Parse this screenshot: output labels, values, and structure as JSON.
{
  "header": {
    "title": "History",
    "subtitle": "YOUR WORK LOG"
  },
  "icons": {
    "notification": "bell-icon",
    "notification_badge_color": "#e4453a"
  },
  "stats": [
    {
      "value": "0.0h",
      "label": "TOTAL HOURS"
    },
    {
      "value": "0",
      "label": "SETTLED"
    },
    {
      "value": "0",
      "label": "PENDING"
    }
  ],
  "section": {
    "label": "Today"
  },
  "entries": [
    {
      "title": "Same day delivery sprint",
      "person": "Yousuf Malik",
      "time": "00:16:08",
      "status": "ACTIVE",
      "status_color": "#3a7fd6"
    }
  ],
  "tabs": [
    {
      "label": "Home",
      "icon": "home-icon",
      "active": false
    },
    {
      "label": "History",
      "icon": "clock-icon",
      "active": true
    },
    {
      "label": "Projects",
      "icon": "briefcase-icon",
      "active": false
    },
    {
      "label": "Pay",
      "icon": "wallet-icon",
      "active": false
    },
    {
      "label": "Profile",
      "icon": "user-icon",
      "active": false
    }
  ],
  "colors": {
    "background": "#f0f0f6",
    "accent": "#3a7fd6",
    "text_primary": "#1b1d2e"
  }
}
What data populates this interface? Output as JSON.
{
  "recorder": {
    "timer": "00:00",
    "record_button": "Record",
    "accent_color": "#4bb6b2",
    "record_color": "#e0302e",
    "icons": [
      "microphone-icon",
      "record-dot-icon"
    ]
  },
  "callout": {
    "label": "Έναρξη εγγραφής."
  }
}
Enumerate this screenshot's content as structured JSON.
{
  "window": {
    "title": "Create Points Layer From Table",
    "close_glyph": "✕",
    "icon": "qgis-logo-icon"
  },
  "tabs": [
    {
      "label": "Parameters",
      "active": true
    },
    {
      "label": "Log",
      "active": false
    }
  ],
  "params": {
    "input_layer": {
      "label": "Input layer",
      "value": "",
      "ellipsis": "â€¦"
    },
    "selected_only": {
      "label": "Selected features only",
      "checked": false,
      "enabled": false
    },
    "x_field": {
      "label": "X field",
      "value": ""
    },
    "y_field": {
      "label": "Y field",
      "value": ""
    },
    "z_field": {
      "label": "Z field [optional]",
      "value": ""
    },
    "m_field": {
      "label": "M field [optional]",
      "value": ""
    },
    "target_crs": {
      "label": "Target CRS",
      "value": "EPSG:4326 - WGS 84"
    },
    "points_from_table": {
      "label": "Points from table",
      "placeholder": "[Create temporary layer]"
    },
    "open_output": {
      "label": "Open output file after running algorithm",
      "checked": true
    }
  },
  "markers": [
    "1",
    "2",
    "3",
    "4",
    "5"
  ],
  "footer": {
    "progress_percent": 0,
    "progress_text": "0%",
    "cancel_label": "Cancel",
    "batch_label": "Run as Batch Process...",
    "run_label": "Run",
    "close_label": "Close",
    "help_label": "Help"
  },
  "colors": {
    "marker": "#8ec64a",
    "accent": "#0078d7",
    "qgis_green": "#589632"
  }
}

········

What is asked
Set down the listing above in full, please, exactly as it appears.

Response to this task
Parse this screenshot: output labels, values, and structure as JSON.
{
  "header": {
    "title": "History",
    "subtitle": "YOUR WORK LOG"
  },
  "icons": {
    "notification": "bell-icon",
    "notification_badge_color": "#e4453a"
  },
  "stats": [
    {
      "value": "0.0h",
      "label": "TOTAL HOURS"
    },
    {
      "value": "0",
      "label": "SETTLED"
    },
    {
      "value": "0",
      "label": "PENDING"
    }
  ],
  "section": {
    "label": "Today"
  },
  "entries": [
    {
      "title": "Same day delivery sprint",
      "person": "Yousuf Malik",
      "time": "00:16:08",
      "status": "ACTIVE",
      "status_color": "#3a7fd6"
    }
  ],
  "tabs": [
    {
      "label": "Home",
      "icon": "home-icon",
      "active": false
    },
    {
      "label": "History",
      "icon": "clock-icon",
      "active": true
    },
    {
      "label": "Projects",
      "icon": "briefcase-icon",
      "active": false
    },
    {
      "label": "Pay",
      "icon": "wallet-icon",
      "active": false
    },
    {
      "label": "Profile",
      "icon": "user-icon",
      "active": false
    }
  ],
  "colors": {
    "background": "#f0f0f6",
    "accent": "#3a7fd6",
    "text_primary": "#1b1d2e"
  }
}
What data populates this interface? Output as JSON.
{
  "recorder": {
    "timer": "00:00",
    "record_button": "Record",
    "accent_color": "#4bb6b2",
    "record_color": "#e0302e",
    "icons": [
      "microphone-icon",
      "record-dot-icon"
    ]
  },
  "callout": {
    "label": "Έναρξη εγγραφής."
  }
}
Enumerate this screenshot's content as structured JSON.
{
  "window": {
    "title": "Create Points Layer From Table",
    "close_glyph": "✕",
    "icon": "qgis-logo-icon"
  },
  "tabs": [
    {
      "label": "Parameters",
      "active": true
    },
    {
      "label": "Log",
      "active": false
    }
  ],
  "params": {
    "input_layer": {
      "label": "Input layer",
      "value": "",
      "ellipsis": "â€¦"
    },
    "selected_only": {
      "label": "Selected features only",
      "checked": false,
      "enabled": false
    },
    "x_field": {
      "label": "X field",
      "value": ""
    },
    "y_field": {
      "label": "Y field",
      "value": ""
    },
    "z_field": {
      "label": "Z field [optional]",
      "value": ""
    },
    "m_field": {
      "label": "M field [optional]",
      "value": ""
    },
    "target_crs": {
      "label": "Target CRS",
      "value": "EPSG:4326 - WGS 84"
    },
    "points_from_table": {
      "label": "Points from table",
      "placeholder": "[Create temporary layer]"
    },
    "open_output": {
      "label": "Open output file after running algorithm",
      "checked": true
    }
  },
  "markers": [
    "1",
    "2",
    "3",
    "4",
    "5"
  ],
  "footer": {
    "progress_percent": 0,
    "progress_text": "0%",
    "cancel_label": "Cancel",
    "batch_label": "Run as Batch Process...",
    "run_label": "Run",
    "close_label": "Close",
    "help_label": "Help"
  },
  "colors": {
    "marker": "#8ec64a",
    "accent": "#0078d7",
    "qgis_green": "#589632"
  }
}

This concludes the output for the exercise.